(SHORT EXERCISE): Repeat every record below exactly as it appears.

(INPUT):

+ + + + +

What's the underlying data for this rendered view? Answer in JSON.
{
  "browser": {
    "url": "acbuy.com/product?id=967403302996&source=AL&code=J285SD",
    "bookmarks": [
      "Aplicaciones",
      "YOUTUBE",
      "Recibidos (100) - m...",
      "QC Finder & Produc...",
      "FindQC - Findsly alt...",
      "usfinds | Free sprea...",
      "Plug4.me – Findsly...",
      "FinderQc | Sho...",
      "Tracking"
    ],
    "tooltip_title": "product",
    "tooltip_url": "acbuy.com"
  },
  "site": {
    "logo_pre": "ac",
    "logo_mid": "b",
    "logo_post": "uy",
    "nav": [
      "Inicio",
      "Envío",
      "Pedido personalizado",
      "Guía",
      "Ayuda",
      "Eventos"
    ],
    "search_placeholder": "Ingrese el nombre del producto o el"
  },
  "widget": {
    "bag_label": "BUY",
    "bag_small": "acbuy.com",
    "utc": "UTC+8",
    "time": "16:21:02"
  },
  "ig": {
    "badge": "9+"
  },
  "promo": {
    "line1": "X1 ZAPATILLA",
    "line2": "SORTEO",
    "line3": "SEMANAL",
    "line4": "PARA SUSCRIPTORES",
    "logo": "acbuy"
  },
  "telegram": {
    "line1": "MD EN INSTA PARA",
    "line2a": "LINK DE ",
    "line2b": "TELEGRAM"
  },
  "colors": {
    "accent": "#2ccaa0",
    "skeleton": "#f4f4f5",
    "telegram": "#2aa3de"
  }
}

+ + + + +

(PROBLEM SOLUTION):
What's the underlying data for this rendered view? Answer in JSON.
{
  "browser": {
    "url": "acbuy.com/product?id=967403302996&source=AL&code=J285SD",
    "bookmarks": [
      "Aplicaciones",
      "YOUTUBE",
      "Recibidos (100) - m...",
      "QC Finder & Produc...",
      "FindQC - Findsly alt...",
      "usfinds | Free sprea...",
      "Plug4.me – Findsly...",
      "FinderQc | Sho...",
      "Tracking"
    ],
    "tooltip_title": "product",
    "tooltip_url": "acbuy.com"
  },
  "site": {
    "logo_pre": "ac",
    "logo_mid": "b",
    "logo_post": "uy",
    "nav": [
      "Inicio",
      "Envío",
      "Pedido personalizado",
      "Guía",
      "Ayuda",
      "Eventos"
    ],
    "search_placeholder": "Ingrese el nombre del producto o el"
  },
  "widget": {
    "bag_label": "BUY",
    "bag_small": "acbuy.com",
    "utc": "UTC+8",
    "time": "16:21:02"
  },
  "ig": {
    "badge": "9+"
  },
  "promo": {
    "line1": "X1 ZAPATILLA",
    "line2": "SORTEO",
    "line3": "SEMANAL",
    "line4": "PARA SUSCRIPTORES",
    "logo": "acbuy"
  },
  "telegram": {
    "line1": "MD EN INSTA PARA",
    "line2a": "LINK DE ",
    "line2b": "TELEGRAM"
  },
  "colors": {
    "accent": "#2ccaa0",
    "skeleton": "#f4f4f5",
    "telegram": "#2aa3de"
  }
}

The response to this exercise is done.